OBJECTIVE -> Seek out every line containing the word "this", and copy each.

━━━━━━

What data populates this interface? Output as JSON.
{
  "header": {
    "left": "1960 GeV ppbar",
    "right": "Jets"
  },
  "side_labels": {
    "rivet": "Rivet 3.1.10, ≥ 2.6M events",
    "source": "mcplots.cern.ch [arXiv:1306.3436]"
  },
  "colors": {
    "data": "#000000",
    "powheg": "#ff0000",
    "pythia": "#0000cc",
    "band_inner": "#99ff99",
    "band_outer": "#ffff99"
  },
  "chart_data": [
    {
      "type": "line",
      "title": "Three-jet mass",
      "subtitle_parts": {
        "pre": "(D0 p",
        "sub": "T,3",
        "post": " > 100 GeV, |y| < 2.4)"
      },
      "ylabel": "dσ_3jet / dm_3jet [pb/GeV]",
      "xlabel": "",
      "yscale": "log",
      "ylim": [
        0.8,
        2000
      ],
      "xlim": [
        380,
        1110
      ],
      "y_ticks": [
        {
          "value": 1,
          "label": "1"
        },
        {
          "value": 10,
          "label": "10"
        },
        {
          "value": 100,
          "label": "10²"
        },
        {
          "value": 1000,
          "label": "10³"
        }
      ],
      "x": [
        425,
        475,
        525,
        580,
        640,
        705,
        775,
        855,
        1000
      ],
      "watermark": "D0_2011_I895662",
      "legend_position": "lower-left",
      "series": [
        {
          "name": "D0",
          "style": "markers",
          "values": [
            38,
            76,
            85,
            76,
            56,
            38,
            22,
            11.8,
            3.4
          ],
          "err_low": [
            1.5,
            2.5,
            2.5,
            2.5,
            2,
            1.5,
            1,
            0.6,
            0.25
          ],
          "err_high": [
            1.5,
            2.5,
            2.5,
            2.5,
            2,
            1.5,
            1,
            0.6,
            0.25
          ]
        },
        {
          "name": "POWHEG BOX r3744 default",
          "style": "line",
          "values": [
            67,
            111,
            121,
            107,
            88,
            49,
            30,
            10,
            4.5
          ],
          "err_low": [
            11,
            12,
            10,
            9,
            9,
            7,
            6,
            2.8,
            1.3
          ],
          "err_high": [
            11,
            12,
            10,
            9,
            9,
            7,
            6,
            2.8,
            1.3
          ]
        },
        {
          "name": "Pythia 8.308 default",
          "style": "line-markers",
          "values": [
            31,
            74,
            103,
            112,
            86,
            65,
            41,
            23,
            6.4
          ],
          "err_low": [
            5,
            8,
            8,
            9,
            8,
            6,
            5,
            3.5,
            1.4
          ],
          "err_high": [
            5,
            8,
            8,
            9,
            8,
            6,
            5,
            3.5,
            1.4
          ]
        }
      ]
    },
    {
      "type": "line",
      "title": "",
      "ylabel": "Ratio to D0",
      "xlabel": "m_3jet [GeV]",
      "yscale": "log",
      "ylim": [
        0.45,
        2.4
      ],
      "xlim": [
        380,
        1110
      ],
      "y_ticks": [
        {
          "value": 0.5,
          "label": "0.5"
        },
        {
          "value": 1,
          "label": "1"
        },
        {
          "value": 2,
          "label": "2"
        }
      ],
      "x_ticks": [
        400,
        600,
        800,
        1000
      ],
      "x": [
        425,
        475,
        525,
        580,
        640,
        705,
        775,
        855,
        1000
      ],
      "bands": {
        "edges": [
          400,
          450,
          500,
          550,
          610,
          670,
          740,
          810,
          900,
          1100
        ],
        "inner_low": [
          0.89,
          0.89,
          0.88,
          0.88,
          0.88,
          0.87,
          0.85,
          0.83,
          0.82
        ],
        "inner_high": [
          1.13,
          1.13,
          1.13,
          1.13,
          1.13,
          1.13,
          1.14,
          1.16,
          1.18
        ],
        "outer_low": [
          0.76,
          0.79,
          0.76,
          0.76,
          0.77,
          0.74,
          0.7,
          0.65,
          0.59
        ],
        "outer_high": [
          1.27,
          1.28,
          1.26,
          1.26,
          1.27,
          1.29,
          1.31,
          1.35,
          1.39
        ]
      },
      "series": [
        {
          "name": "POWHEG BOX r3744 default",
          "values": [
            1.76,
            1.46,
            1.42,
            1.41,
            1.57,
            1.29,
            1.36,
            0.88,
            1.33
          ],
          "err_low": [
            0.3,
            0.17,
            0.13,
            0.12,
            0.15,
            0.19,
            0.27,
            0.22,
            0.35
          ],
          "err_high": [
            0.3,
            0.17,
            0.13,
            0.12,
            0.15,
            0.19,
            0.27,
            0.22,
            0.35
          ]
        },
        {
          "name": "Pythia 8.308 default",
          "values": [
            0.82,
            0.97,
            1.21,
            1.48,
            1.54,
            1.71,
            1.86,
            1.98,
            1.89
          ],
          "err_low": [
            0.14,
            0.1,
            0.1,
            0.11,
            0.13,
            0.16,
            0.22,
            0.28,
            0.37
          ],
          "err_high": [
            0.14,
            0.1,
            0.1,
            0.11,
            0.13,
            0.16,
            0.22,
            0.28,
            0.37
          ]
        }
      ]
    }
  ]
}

━━━━━━

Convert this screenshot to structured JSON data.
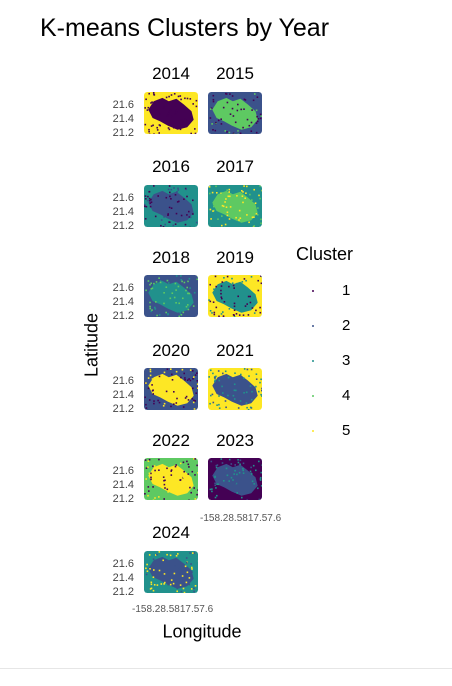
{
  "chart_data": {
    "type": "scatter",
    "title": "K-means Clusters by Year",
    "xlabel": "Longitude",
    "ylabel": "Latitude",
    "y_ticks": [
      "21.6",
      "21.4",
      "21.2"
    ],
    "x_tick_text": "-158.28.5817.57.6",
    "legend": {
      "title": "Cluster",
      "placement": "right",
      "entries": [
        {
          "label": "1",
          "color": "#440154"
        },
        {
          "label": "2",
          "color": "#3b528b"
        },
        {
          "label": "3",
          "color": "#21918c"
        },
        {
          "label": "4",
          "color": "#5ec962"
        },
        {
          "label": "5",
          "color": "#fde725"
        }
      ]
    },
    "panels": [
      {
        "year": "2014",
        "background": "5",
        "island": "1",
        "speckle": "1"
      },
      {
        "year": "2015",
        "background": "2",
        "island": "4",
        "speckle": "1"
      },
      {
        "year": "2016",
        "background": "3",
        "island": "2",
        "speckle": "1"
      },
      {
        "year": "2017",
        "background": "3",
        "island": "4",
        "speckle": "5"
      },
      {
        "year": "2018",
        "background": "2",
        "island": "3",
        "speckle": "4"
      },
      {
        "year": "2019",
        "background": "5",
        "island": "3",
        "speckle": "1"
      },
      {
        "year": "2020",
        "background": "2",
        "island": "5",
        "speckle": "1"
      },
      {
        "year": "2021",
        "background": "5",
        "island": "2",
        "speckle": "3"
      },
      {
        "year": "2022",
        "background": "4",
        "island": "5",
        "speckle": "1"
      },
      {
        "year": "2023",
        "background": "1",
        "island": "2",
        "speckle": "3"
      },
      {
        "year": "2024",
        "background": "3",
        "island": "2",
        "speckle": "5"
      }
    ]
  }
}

━━━━━━

COMPLETE OUTPUT ->
What data populates this interface? Output as JSON.
Convert this screenshot to structured JSON data.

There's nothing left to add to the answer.